Instruction:
Give the listing again in full, exactly as written.

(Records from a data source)
------

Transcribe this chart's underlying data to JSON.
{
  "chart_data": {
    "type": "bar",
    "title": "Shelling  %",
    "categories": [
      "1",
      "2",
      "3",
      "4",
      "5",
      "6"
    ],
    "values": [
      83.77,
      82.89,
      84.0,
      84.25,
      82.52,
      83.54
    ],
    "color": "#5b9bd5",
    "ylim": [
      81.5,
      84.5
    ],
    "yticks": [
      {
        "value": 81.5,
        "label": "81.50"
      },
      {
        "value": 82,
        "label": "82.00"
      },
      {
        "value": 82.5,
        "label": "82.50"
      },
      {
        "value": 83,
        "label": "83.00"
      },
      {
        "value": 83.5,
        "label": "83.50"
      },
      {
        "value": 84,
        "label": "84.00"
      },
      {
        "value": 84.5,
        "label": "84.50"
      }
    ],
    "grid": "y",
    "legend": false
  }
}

------

Answer to the problem:
Transcribe this chart's underlying data to JSON.
{
  "chart_data": {
    "type": "bar",
    "title": "Shelling  %",
    "categories": [
      "1",
      "2",
      "3",
      "4",
      "5",
      "6"
    ],
    "values": [
      83.77,
      82.89,
      84.0,
      84.25,
      82.52,
      83.54
    ],
    "color": "#5b9bd5",
    "ylim": [
      81.5,
      84.5
    ],
    "yticks": [
      {
        "value": 81.5,
        "label": "81.50"
      },
      {
        "value": 82,
        "label": "82.00"
      },
      {
        "value": 82.5,
        "label": "82.50"
      },
      {
        "value": 83,
        "label": "83.00"
      },
      {
        "value": 83.5,
        "label": "83.50"
      },
      {
        "value": 84,
        "label": "84.00"
      },
      {
        "value": 84.5,
        "label": "84.50"
      }
    ],
    "grid": "y",
    "legend": false
  }
}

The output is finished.